• What this task involves
Track down each line that has the word "Customers" and copy it.

--- Supplied data ---

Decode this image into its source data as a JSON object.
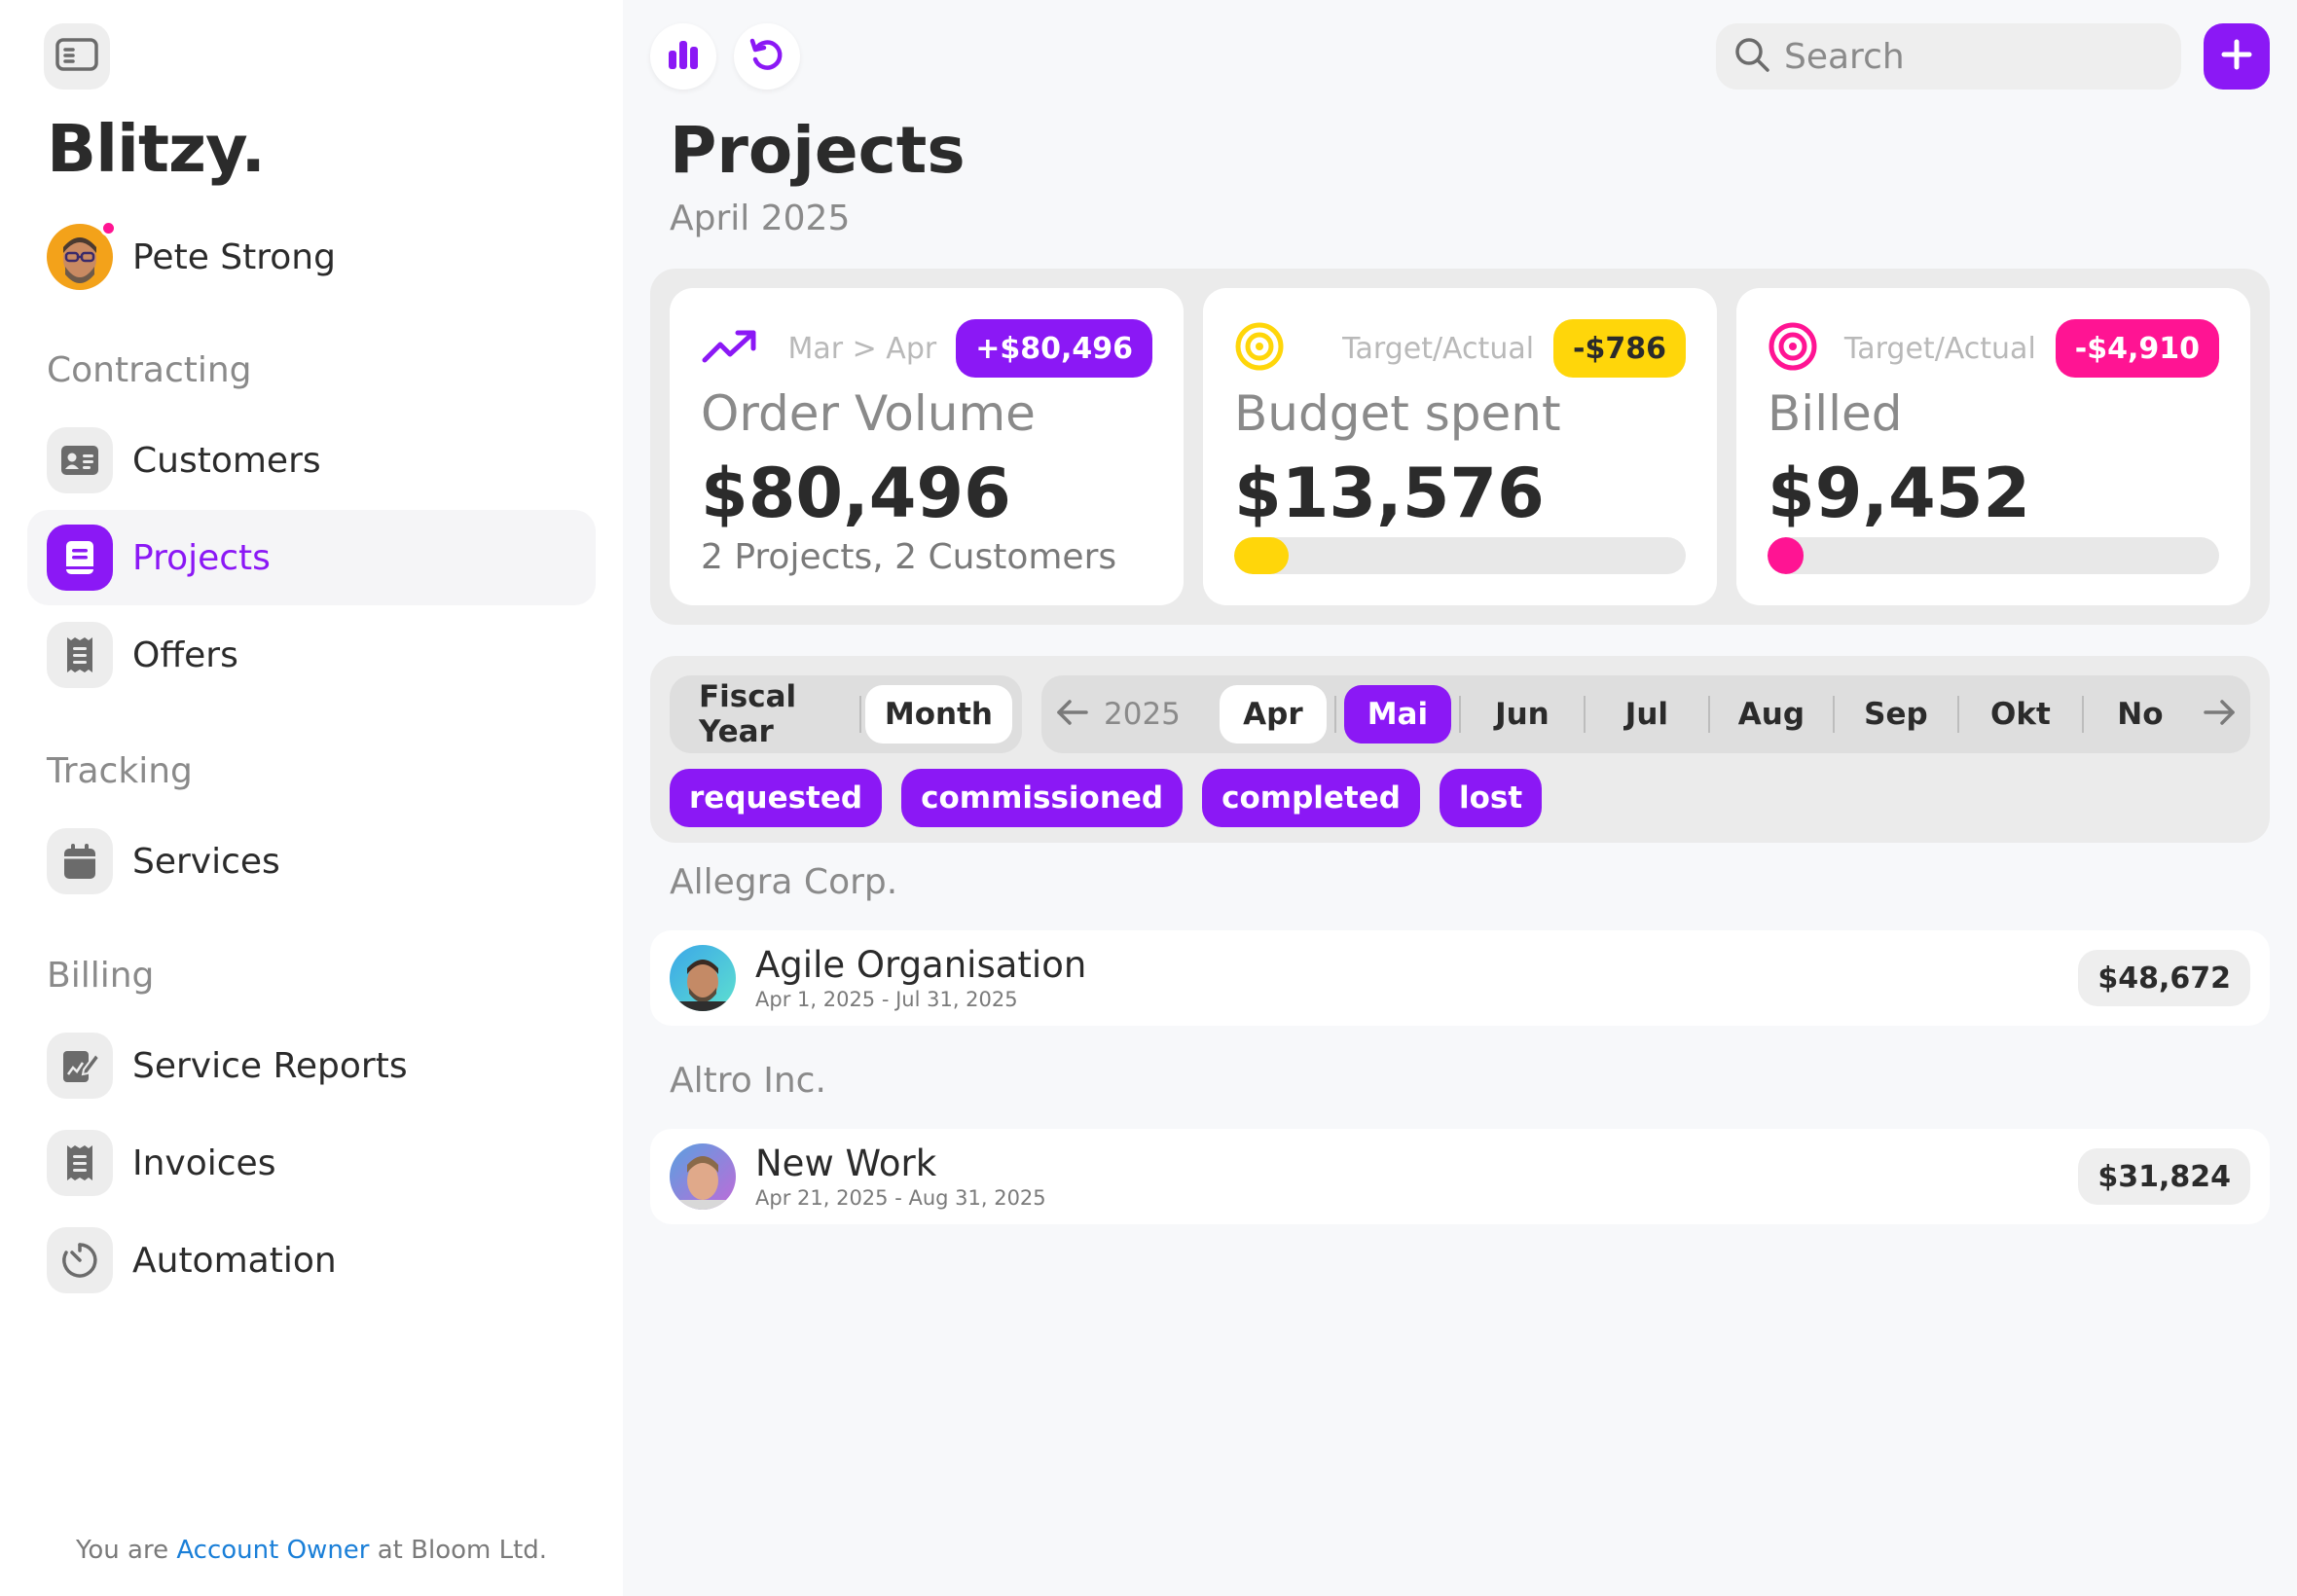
{
  "app": {
    "brand": "Blitzy."
  },
  "user": {
    "name": "Pete Strong"
  },
  "sidebar": {
    "sections": [
      {
        "label": "Contracting",
        "items": [
          {
            "label": "Customers",
            "icon": "id-card-icon"
          },
          {
            "label": "Projects",
            "icon": "project-book-icon",
            "active": true
          },
          {
            "label": "Offers",
            "icon": "receipt-icon"
          }
        ]
      },
      {
        "label": "Tracking",
        "items": [
          {
            "label": "Services",
            "icon": "calendar-icon"
          }
        ]
      },
      {
        "label": "Billing",
        "items": [
          {
            "label": "Service Reports",
            "icon": "report-edit-icon"
          },
          {
            "label": "Invoices",
            "icon": "receipt-icon"
          },
          {
            "label": "Automation",
            "icon": "timer-icon"
          }
        ]
      }
    ],
    "footer": {
      "prefix": "You are",
      "role": "Account Owner",
      "suffix": "at Bloom Ltd."
    }
  },
  "toolbar": {
    "search_placeholder": "Search"
  },
  "page": {
    "title": "Projects",
    "subtitle": "April 2025"
  },
  "kpis": [
    {
      "icon": "trend-up-icon",
      "meta": "Mar > Apr",
      "badge": "+$80,496",
      "badge_color": "#8b18f5",
      "badge_text": "#ffffff",
      "title": "Order Volume",
      "value": "$80,496",
      "sub": "2 Projects, 2 Customers"
    },
    {
      "icon": "target-icon",
      "icon_color": "#ffd60a",
      "meta": "Target/Actual",
      "badge": "-$786",
      "badge_color": "#ffd60a",
      "badge_text": "#2b2b2b",
      "title": "Budget spent",
      "value": "$13,576",
      "progress": 0.12,
      "bar_color": "#ffd60a"
    },
    {
      "icon": "target-icon",
      "icon_color": "#ff1493",
      "meta": "Target/Actual",
      "badge": "-$4,910",
      "badge_color": "#ff1493",
      "badge_text": "#ffffff",
      "title": "Billed",
      "value": "$9,452",
      "progress": 0.08,
      "bar_color": "#ff1493"
    }
  ],
  "filters": {
    "period_tabs": [
      "Fiscal Year",
      "Month"
    ],
    "period_active": "Month",
    "year": "2025",
    "months": [
      "Apr",
      "Mai",
      "Jun",
      "Jul",
      "Aug",
      "Sep",
      "Okt",
      "No"
    ],
    "current_month": "Apr",
    "selected_month": "Mai",
    "statuses": [
      "requested",
      "commissioned",
      "completed",
      "lost"
    ]
  },
  "groups": [
    {
      "customer": "Allegra Corp.",
      "projects": [
        {
          "name": "Agile Organisation",
          "dates": "Apr 1, 2025 - Jul 31, 2025",
          "amount": "$48,672"
        }
      ]
    },
    {
      "customer": "Altro Inc.",
      "projects": [
        {
          "name": "New Work",
          "dates": "Apr 21, 2025 - Aug 31, 2025",
          "amount": "$31,824"
        }
      ]
    }
  ],
  "colors": {
    "accent": "#8b18f5",
    "yellow": "#ffd60a",
    "pink": "#ff1493",
    "link": "#1a7fd8"
  }
}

---

• Reply
            "label": "Customers",
      "sub": "2 Projects, 2 Customers"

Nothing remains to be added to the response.